--- WHAT THE TASK REQUIRES ---
For the listing below, give the number of lines in which "pomidory" occurs. Add nothing.
──────── GIVEN INFORMATION
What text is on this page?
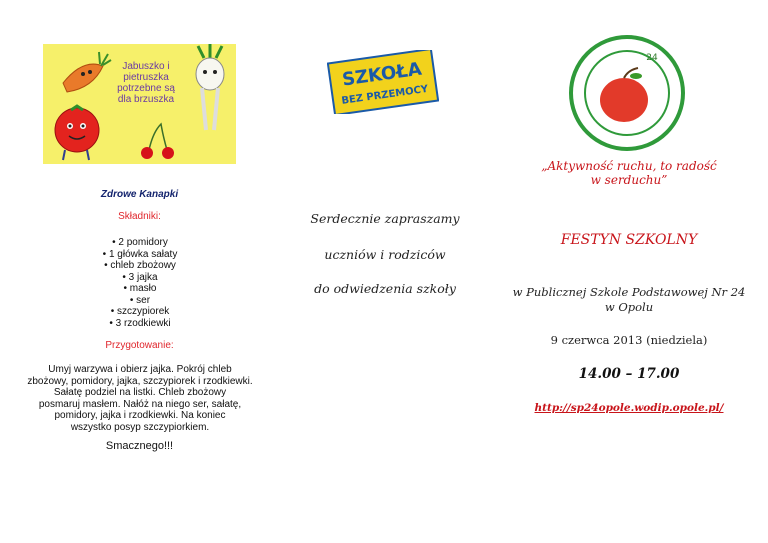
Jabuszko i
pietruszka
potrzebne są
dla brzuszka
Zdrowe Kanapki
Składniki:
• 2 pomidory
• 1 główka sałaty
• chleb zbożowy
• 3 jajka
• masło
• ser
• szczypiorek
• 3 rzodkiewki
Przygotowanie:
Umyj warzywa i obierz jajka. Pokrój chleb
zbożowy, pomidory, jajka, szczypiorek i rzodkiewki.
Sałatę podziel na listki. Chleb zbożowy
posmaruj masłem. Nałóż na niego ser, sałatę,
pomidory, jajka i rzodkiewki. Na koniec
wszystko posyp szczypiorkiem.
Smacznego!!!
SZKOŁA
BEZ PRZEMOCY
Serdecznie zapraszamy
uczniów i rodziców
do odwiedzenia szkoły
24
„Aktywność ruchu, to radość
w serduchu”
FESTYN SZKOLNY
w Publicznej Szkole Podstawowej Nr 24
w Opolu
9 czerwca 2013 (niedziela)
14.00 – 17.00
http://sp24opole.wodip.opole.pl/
────────────────
──────── GIVEN INFORMATION
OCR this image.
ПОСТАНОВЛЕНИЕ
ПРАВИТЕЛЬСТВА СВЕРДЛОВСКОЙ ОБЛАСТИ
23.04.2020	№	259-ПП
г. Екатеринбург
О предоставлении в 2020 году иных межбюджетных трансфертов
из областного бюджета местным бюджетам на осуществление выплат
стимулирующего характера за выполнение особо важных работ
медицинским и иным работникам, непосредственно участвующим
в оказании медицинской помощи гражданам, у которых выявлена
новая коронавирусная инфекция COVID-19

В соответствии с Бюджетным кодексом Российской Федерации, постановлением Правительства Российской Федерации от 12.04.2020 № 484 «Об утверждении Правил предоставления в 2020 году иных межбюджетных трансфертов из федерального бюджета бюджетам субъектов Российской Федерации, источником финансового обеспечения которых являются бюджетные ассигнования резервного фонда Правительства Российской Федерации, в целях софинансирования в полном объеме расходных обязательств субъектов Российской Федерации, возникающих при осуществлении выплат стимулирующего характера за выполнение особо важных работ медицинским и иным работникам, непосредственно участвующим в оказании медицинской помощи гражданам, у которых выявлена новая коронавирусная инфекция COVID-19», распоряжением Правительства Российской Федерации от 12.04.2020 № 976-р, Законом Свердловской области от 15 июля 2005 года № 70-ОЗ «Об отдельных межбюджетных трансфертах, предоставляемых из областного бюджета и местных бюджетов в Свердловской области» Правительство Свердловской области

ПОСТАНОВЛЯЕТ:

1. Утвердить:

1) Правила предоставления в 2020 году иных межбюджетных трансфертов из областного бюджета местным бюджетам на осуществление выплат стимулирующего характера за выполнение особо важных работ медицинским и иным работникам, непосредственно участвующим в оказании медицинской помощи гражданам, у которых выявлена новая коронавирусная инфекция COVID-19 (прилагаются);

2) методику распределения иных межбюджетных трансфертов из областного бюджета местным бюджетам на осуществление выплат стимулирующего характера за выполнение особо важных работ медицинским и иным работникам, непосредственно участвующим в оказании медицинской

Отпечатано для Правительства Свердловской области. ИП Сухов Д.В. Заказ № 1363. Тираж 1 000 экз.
────────────────
--- WRITTEN SOLUTION ---
3